GIVEN INSTRUCTION
Write out every line of the material exactly as it appears.

DATA LINES
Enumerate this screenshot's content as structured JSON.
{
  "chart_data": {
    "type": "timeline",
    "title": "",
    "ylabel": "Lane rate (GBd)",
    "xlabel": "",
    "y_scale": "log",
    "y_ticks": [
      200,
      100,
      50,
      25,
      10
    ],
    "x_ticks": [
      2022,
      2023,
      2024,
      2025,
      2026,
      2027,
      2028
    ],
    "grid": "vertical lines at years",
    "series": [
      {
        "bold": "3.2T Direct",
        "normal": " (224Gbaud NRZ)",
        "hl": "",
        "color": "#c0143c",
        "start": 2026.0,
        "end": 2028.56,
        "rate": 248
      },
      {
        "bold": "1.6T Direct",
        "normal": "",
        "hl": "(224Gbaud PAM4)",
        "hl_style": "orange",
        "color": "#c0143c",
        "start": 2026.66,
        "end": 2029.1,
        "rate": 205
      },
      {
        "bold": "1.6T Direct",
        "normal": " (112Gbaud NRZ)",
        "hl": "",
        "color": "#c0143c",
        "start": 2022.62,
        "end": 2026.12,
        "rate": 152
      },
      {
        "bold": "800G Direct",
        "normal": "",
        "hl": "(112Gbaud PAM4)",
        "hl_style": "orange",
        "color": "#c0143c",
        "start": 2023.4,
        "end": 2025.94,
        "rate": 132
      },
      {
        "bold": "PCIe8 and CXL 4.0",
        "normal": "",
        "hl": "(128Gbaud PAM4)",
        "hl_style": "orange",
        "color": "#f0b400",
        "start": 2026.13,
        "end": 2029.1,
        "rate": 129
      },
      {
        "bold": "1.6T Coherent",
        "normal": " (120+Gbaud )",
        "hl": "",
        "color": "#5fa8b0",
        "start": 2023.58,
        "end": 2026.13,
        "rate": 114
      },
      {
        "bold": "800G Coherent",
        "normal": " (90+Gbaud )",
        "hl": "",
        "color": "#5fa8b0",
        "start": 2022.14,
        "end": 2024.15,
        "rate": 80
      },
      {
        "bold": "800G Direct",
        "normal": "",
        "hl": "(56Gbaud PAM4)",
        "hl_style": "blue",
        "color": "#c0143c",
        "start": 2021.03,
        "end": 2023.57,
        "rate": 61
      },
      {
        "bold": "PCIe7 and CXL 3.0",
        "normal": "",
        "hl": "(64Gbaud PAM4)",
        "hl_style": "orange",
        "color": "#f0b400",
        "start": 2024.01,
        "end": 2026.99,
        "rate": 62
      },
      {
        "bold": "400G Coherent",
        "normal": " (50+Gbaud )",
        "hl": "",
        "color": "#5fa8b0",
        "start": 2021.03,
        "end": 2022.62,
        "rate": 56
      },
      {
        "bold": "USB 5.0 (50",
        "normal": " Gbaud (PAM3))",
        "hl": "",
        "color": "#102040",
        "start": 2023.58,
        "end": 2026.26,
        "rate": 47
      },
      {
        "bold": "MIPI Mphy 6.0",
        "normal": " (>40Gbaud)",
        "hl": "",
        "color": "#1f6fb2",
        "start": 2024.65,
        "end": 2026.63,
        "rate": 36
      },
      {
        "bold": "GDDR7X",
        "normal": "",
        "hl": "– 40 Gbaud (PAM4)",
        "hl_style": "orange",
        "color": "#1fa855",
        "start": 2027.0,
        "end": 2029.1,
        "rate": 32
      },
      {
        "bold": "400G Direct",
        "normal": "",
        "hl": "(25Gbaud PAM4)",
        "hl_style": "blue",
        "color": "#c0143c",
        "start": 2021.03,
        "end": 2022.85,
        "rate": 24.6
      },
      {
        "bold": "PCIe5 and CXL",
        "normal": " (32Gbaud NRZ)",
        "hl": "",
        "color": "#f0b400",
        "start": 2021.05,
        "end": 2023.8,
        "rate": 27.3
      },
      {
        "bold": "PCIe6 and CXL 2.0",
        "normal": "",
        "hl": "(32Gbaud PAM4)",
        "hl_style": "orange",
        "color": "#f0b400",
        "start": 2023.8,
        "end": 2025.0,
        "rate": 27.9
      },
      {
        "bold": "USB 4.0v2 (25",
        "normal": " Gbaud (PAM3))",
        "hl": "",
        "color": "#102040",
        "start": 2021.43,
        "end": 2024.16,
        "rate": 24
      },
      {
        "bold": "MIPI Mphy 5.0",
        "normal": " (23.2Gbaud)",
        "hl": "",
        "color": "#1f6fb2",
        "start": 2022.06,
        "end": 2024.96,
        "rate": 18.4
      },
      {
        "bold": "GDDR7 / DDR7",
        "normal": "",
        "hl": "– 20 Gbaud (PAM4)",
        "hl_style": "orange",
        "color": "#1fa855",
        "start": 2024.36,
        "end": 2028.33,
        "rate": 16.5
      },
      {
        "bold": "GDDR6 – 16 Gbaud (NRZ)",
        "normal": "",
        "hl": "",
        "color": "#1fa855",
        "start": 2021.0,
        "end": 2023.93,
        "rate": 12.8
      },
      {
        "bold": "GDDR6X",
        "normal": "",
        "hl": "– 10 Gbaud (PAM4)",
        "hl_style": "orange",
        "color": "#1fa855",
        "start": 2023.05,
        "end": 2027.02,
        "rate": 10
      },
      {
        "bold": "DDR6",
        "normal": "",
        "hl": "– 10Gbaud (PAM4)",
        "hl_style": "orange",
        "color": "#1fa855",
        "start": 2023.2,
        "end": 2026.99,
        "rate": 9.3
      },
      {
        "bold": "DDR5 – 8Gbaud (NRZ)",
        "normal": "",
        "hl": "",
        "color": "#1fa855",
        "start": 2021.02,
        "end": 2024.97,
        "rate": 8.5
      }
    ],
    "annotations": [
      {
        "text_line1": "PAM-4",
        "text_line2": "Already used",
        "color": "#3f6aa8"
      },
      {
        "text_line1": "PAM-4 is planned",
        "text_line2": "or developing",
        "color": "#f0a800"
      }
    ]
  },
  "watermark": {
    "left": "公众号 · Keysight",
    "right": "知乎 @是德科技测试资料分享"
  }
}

TASK RESPONSE
Enumerate this screenshot's content as structured JSON.
{
  "chart_data": {
    "type": "timeline",
    "title": "",
    "ylabel": "Lane rate (GBd)",
    "xlabel": "",
    "y_scale": "log",
    "y_ticks": [
      200,
      100,
      50,
      25,
      10
    ],
    "x_ticks": [
      2022,
      2023,
      2024,
      2025,
      2026,
      2027,
      2028
    ],
    "grid": "vertical lines at years",
    "series": [
      {
        "bold": "3.2T Direct",
        "normal": " (224Gbaud NRZ)",
        "hl": "",
        "color": "#c0143c",
        "start": 2026.0,
        "end": 2028.56,
        "rate": 248
      },
      {
        "bold": "1.6T Direct",
        "normal": "",
        "hl": "(224Gbaud PAM4)",
        "hl_style": "orange",
        "color": "#c0143c",
        "start": 2026.66,
        "end": 2029.1,
        "rate": 205
      },
      {
        "bold": "1.6T Direct",
        "normal": " (112Gbaud NRZ)",
        "hl": "",
        "color": "#c0143c",
        "start": 2022.62,
        "end": 2026.12,
        "rate": 152
      },
      {
        "bold": "800G Direct",
        "normal": "",
        "hl": "(112Gbaud PAM4)",
        "hl_style": "orange",
        "color": "#c0143c",
        "start": 2023.4,
        "end": 2025.94,
        "rate": 132
      },
      {
        "bold": "PCIe8 and CXL 4.0",
        "normal": "",
        "hl": "(128Gbaud PAM4)",
        "hl_style": "orange",
        "color": "#f0b400",
        "start": 2026.13,
        "end": 2029.1,
        "rate": 129
      },
      {
        "bold": "1.6T Coherent",
        "normal": " (120+Gbaud )",
        "hl": "",
        "color": "#5fa8b0",
        "start": 2023.58,
        "end": 2026.13,
        "rate": 114
      },
      {
        "bold": "800G Coherent",
        "normal": " (90+Gbaud )",
        "hl": "",
        "color": "#5fa8b0",
        "start": 2022.14,
        "end": 2024.15,
        "rate": 80
      },
      {
        "bold": "800G Direct",
        "normal": "",
        "hl": "(56Gbaud PAM4)",
        "hl_style": "blue",
        "color": "#c0143c",
        "start": 2021.03,
        "end": 2023.57,
        "rate": 61
      },
      {
        "bold": "PCIe7 and CXL 3.0",
        "normal": "",
        "hl": "(64Gbaud PAM4)",
        "hl_style": "orange",
        "color": "#f0b400",
        "start": 2024.01,
        "end": 2026.99,
        "rate": 62
      },
      {
        "bold": "400G Coherent",
        "normal": " (50+Gbaud )",
        "hl": "",
        "color": "#5fa8b0",
        "start": 2021.03,
        "end": 2022.62,
        "rate": 56
      },
      {
        "bold": "USB 5.0 (50",
        "normal": " Gbaud (PAM3))",
        "hl": "",
        "color": "#102040",
        "start": 2023.58,
        "end": 2026.26,
        "rate": 47
      },
      {
        "bold": "MIPI Mphy 6.0",
        "normal": " (>40Gbaud)",
        "hl": "",
        "color": "#1f6fb2",
        "start": 2024.65,
        "end": 2026.63,
        "rate": 36
      },
      {
        "bold": "GDDR7X",
        "normal": "",
        "hl": "– 40 Gbaud (PAM4)",
        "hl_style": "orange",
        "color": "#1fa855",
        "start": 2027.0,
        "end": 2029.1,
        "rate": 32
      },
      {
        "bold": "400G Direct",
        "normal": "",
        "hl": "(25Gbaud PAM4)",
        "hl_style": "blue",
        "color": "#c0143c",
        "start": 2021.03,
        "end": 2022.85,
        "rate": 24.6
      },
      {
        "bold": "PCIe5 and CXL",
        "normal": " (32Gbaud NRZ)",
        "hl": "",
        "color": "#f0b400",
        "start": 2021.05,
        "end": 2023.8,
        "rate": 27.3
      },
      {
        "bold": "PCIe6 and CXL 2.0",
        "normal": "",
        "hl": "(32Gbaud PAM4)",
        "hl_style": "orange",
        "color": "#f0b400",
        "start": 2023.8,
        "end": 2025.0,
        "rate": 27.9
      },
      {
        "bold": "USB 4.0v2 (25",
        "normal": " Gbaud (PAM3))",
        "hl": "",
        "color": "#102040",
        "start": 2021.43,
        "end": 2024.16,
        "rate": 24
      },
      {
        "bold": "MIPI Mphy 5.0",
        "normal": " (23.2Gbaud)",
        "hl": "",
        "color": "#1f6fb2",
        "start": 2022.06,
        "end": 2024.96,
        "rate": 18.4
      },
      {
        "bold": "GDDR7 / DDR7",
        "normal": "",
        "hl": "– 20 Gbaud (PAM4)",
        "hl_style": "orange",
        "color": "#1fa855",
        "start": 2024.36,
        "end": 2028.33,
        "rate": 16.5
      },
      {
        "bold": "GDDR6 – 16 Gbaud (NRZ)",
        "normal": "",
        "hl": "",
        "color": "#1fa855",
        "start": 2021.0,
        "end": 2023.93,
        "rate": 12.8
      },
      {
        "bold": "GDDR6X",
        "normal": "",
        "hl": "– 10 Gbaud (PAM4)",
        "hl_style": "orange",
        "color": "#1fa855",
        "start": 2023.05,
        "end": 2027.02,
        "rate": 10
      },
      {
        "bold": "DDR6",
        "normal": "",
        "hl": "– 10Gbaud (PAM4)",
        "hl_style": "orange",
        "color": "#1fa855",
        "start": 2023.2,
        "end": 2026.99,
        "rate": 9.3
      },
      {
        "bold": "DDR5 – 8Gbaud (NRZ)",
        "normal": "",
        "hl": "",
        "color": "#1fa855",
        "start": 2021.02,
        "end": 2024.97,
        "rate": 8.5
      }
    ],
    "annotations": [
      {
        "text_line1": "PAM-4",
        "text_line2": "Already used",
        "color": "#3f6aa8"
      },
      {
        "text_line1": "PAM-4 is planned",
        "text_line2": "or developing",
        "color": "#f0a800"
      }
    ]
  },
  "watermark": {
    "left": "公众号 · Keysight",
    "right": "知乎 @是德科技测试资料分享"
  }
}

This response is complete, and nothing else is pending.